• [WHAT TO DO]:
Below you will find a set of lines. Repeat them all exactly.

• [Data entries]:
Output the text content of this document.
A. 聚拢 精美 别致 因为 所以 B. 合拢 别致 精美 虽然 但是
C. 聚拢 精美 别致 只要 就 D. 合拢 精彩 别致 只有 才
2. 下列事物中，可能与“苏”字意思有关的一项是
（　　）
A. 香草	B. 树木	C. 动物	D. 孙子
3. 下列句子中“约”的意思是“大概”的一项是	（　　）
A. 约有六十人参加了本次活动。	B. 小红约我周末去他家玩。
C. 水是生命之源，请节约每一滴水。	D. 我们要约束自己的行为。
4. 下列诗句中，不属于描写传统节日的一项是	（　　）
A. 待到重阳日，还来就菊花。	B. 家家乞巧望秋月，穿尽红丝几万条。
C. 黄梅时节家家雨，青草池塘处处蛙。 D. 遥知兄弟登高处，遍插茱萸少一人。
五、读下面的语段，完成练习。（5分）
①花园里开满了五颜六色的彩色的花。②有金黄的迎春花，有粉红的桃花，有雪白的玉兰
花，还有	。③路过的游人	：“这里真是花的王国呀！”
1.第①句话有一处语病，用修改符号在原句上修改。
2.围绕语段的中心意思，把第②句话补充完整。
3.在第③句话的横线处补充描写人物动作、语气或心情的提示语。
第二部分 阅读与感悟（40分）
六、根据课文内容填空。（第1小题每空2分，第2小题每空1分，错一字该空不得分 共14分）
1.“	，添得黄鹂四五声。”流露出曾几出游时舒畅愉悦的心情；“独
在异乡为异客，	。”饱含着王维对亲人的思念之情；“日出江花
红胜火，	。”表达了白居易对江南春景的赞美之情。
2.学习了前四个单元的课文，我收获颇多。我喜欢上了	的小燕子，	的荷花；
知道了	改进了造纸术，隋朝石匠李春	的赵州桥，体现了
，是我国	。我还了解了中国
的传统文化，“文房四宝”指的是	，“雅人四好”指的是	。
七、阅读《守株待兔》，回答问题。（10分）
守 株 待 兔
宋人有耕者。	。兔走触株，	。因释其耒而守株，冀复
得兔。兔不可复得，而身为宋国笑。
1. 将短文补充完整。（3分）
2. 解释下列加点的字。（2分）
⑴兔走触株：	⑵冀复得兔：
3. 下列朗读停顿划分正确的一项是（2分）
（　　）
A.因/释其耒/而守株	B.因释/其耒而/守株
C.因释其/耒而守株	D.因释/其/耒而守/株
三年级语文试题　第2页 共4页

• [WRITTEN ANSWER]:
Output the text content of this document.
A. 聚拢 精美 别致 因为 所以 B. 合拢 别致 精美 虽然 但是
C. 聚拢 精美 别致 只要 就 D. 合拢 精彩 别致 只有 才
2. 下列事物中，可能与“苏”字意思有关的一项是
（　　）
A. 香草	B. 树木	C. 动物	D. 孙子
3. 下列句子中“约”的意思是“大概”的一项是	（　　）
A. 约有六十人参加了本次活动。	B. 小红约我周末去他家玩。
C. 水是生命之源，请节约每一滴水。	D. 我们要约束自己的行为。
4. 下列诗句中，不属于描写传统节日的一项是	（　　）
A. 待到重阳日，还来就菊花。	B. 家家乞巧望秋月，穿尽红丝几万条。
C. 黄梅时节家家雨，青草池塘处处蛙。 D. 遥知兄弟登高处，遍插茱萸少一人。
五、读下面的语段，完成练习。（5分）
①花园里开满了五颜六色的彩色的花。②有金黄的迎春花，有粉红的桃花，有雪白的玉兰
花，还有	。③路过的游人	：“这里真是花的王国呀！”
1.第①句话有一处语病，用修改符号在原句上修改。
2.围绕语段的中心意思，把第②句话补充完整。
3.在第③句话的横线处补充描写人物动作、语气或心情的提示语。
第二部分 阅读与感悟（40分）
六、根据课文内容填空。（第1小题每空2分，第2小题每空1分，错一字该空不得分 共14分）
1.“	，添得黄鹂四五声。”流露出曾几出游时舒畅愉悦的心情；“独
在异乡为异客，	。”饱含着王维对亲人的思念之情；“日出江花
红胜火，	。”表达了白居易对江南春景的赞美之情。
2.学习了前四个单元的课文，我收获颇多。我喜欢上了	的小燕子，	的荷花；
知道了	改进了造纸术，隋朝石匠李春	的赵州桥，体现了
，是我国	。我还了解了中国
的传统文化，“文房四宝”指的是	，“雅人四好”指的是	。
七、阅读《守株待兔》，回答问题。（10分）
守 株 待 兔
宋人有耕者。	。兔走触株，	。因释其耒而守株，冀复
得兔。兔不可复得，而身为宋国笑。
1. 将短文补充完整。（3分）
2. 解释下列加点的字。（2分）
⑴兔走触株：	⑵冀复得兔：
3. 下列朗读停顿划分正确的一项是（2分）
（　　）
A.因/释其耒/而守株	B.因释/其耒而/守株
C.因释其/耒而守株	D.因释/其/耒而守/株
三年级语文试题　第2页 共4页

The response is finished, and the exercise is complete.